» JOB
Lines containing the word "name" are to be located and copied.

» DATA SUPPLIED
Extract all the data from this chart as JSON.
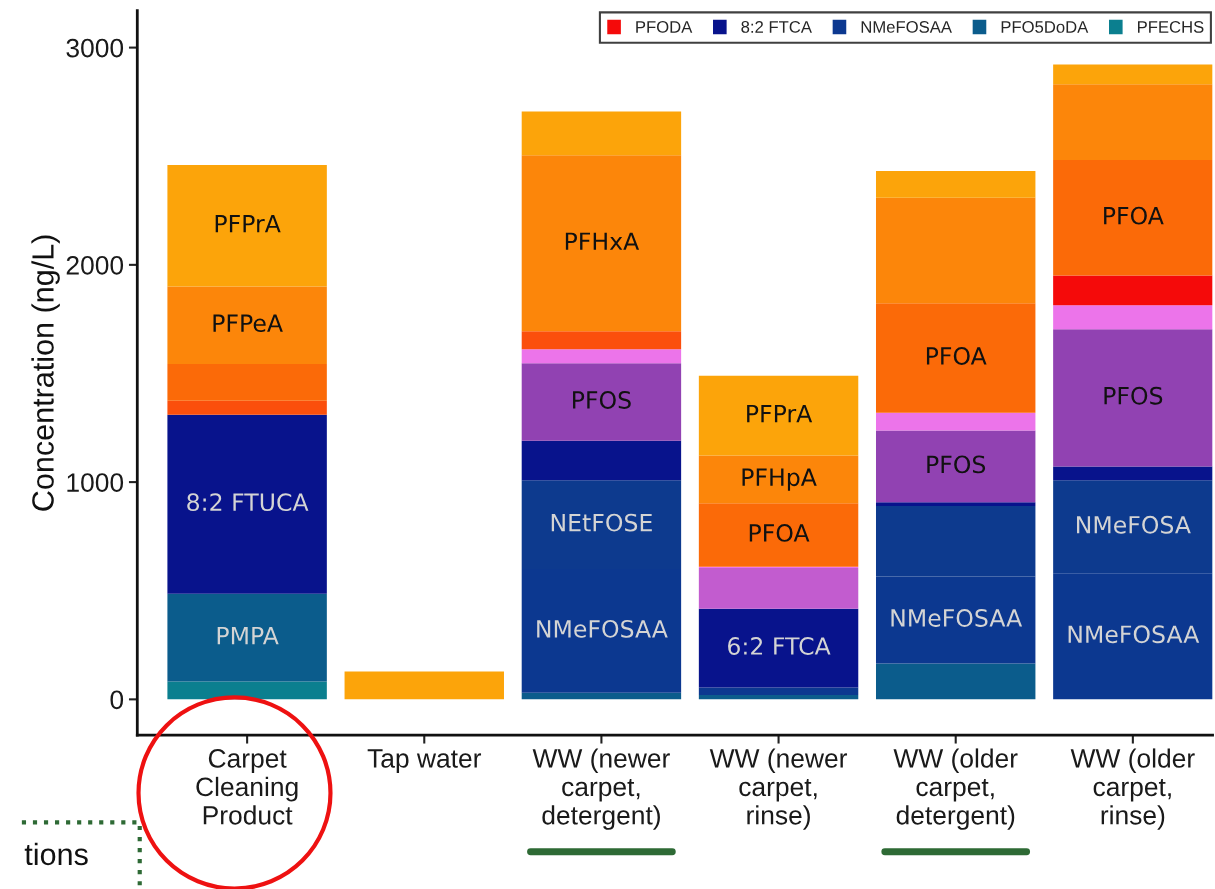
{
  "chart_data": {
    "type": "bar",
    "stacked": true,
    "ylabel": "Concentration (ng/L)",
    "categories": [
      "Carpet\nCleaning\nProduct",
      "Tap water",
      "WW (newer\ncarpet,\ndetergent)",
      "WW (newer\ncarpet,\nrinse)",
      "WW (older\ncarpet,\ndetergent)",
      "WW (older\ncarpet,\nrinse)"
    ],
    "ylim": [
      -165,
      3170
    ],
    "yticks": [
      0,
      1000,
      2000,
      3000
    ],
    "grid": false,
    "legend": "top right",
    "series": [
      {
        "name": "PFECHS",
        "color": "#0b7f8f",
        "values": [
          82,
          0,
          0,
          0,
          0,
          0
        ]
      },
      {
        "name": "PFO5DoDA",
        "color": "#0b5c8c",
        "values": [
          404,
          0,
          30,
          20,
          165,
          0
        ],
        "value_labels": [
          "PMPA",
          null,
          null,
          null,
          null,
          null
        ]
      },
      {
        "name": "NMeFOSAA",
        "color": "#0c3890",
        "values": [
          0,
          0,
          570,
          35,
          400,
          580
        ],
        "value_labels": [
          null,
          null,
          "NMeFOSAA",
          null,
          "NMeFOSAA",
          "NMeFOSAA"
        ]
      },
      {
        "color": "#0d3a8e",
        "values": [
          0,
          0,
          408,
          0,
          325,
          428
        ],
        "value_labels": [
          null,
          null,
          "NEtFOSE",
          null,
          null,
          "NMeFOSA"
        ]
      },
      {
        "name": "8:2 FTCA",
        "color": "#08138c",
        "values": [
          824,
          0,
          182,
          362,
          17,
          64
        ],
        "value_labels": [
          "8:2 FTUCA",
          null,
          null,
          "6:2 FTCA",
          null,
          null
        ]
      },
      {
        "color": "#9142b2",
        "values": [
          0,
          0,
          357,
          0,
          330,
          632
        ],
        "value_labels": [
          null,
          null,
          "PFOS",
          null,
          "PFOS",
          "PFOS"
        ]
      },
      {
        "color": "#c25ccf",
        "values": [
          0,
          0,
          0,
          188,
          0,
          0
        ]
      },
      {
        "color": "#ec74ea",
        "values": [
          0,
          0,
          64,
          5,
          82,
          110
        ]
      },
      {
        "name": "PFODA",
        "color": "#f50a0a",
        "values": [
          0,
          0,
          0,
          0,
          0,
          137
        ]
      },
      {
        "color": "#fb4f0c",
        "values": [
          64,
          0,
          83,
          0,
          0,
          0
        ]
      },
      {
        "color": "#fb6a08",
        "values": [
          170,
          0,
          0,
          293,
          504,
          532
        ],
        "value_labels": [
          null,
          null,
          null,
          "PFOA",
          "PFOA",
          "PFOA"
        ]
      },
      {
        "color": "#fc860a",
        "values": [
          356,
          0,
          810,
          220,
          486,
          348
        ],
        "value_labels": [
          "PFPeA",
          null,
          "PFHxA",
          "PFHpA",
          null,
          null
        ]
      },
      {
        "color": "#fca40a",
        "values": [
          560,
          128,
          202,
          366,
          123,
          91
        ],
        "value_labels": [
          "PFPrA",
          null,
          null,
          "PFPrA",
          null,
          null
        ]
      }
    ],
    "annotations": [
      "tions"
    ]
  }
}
==
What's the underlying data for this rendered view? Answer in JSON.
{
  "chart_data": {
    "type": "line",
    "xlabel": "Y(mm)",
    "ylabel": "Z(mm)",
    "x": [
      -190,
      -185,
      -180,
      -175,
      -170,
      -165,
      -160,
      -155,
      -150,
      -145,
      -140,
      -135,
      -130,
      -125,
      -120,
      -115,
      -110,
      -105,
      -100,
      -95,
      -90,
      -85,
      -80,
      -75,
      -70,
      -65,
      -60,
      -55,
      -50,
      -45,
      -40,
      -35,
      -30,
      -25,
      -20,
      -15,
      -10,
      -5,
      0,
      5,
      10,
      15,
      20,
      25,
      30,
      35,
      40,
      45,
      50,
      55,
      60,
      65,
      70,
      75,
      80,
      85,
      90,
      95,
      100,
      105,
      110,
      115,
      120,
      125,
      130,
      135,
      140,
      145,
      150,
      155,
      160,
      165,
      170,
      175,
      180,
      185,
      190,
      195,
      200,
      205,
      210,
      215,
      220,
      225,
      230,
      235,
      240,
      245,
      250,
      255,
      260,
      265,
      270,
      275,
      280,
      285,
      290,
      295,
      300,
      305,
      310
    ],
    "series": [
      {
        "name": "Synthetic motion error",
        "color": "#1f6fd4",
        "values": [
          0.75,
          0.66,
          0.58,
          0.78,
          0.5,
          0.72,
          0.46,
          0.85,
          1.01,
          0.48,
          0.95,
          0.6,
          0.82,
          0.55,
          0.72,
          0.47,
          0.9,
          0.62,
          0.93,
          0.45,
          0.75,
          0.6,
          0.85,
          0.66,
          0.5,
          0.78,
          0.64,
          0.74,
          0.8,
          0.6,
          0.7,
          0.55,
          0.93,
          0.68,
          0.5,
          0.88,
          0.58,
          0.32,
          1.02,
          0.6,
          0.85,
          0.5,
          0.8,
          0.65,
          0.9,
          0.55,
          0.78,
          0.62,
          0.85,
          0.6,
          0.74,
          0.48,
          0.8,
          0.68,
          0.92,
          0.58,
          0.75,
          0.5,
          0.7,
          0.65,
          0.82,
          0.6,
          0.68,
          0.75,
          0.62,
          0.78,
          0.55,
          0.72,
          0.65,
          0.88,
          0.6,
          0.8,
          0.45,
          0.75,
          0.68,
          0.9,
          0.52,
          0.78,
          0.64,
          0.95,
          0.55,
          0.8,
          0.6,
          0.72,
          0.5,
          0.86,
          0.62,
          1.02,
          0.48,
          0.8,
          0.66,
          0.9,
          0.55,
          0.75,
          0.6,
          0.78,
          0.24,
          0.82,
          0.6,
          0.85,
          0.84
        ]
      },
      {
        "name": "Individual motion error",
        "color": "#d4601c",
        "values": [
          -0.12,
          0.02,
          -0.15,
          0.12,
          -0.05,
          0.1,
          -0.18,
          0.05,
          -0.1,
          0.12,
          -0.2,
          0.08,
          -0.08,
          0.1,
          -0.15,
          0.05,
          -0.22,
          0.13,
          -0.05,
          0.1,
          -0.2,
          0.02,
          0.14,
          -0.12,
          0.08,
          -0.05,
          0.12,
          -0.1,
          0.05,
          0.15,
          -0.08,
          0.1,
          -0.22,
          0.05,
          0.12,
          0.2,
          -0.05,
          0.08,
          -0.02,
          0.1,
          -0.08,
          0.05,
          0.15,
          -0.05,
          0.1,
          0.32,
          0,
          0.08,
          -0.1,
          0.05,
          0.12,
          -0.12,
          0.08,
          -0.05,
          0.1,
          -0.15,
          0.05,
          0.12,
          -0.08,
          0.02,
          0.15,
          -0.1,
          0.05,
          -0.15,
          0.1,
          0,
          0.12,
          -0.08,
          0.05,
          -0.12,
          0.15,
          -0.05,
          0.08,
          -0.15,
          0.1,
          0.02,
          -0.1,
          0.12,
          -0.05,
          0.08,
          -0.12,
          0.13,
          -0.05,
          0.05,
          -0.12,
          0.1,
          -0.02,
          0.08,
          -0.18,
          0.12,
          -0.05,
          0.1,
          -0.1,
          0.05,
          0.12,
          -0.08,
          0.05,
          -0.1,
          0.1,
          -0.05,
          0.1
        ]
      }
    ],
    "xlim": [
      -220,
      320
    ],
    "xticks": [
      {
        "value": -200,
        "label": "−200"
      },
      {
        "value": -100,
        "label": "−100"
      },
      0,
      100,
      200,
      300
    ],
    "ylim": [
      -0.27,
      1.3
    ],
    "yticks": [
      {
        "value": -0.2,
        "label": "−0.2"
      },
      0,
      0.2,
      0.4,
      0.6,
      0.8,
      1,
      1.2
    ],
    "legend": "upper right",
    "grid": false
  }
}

» EXERCISE RESULT
        "name": "PFECHS",
        "name": "PFO5DoDA",
        "name": "NMeFOSAA",
        "name": "8:2 FTCA",
        "name": "PFODA",
        "name": "Synthetic motion error",
        "name": "Individual motion error",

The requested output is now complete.